**EXERCISE AIM:** Write out all of the entries exactly, please.

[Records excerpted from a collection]
········

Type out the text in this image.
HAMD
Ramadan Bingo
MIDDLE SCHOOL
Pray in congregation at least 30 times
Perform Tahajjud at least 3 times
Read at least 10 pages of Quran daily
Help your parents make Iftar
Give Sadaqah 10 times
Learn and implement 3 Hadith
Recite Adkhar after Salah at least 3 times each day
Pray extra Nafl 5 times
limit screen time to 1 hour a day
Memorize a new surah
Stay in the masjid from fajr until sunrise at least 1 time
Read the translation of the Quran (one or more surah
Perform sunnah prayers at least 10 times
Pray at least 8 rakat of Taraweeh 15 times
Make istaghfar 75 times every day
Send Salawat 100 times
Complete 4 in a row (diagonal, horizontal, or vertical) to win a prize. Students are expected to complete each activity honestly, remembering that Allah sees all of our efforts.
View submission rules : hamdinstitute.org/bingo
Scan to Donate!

········

**CORRECT ANSWER:**
Type out the text in this image.
HAMD
Ramadan Bingo
MIDDLE SCHOOL
Pray in congregation at least 30 times
Perform Tahajjud at least 3 times
Read at least 10 pages of Quran daily
Help your parents make Iftar
Give Sadaqah 10 times
Learn and implement 3 Hadith
Recite Adkhar after Salah at least 3 times each day
Pray extra Nafl 5 times
limit screen time to 1 hour a day
Memorize a new surah
Stay in the masjid from fajr until sunrise at least 1 time
Read the translation of the Quran (one or more surah
Perform sunnah prayers at least 10 times
Pray at least 8 rakat of Taraweeh 15 times
Make istaghfar 75 times every day
Send Salawat 100 times
Complete 4 in a row (diagonal, horizontal, or vertical) to win a prize. Students are expected to complete each activity honestly, remembering that Allah sees all of our efforts.
View submission rules : hamdinstitute.org/bingo
Scan to Donate!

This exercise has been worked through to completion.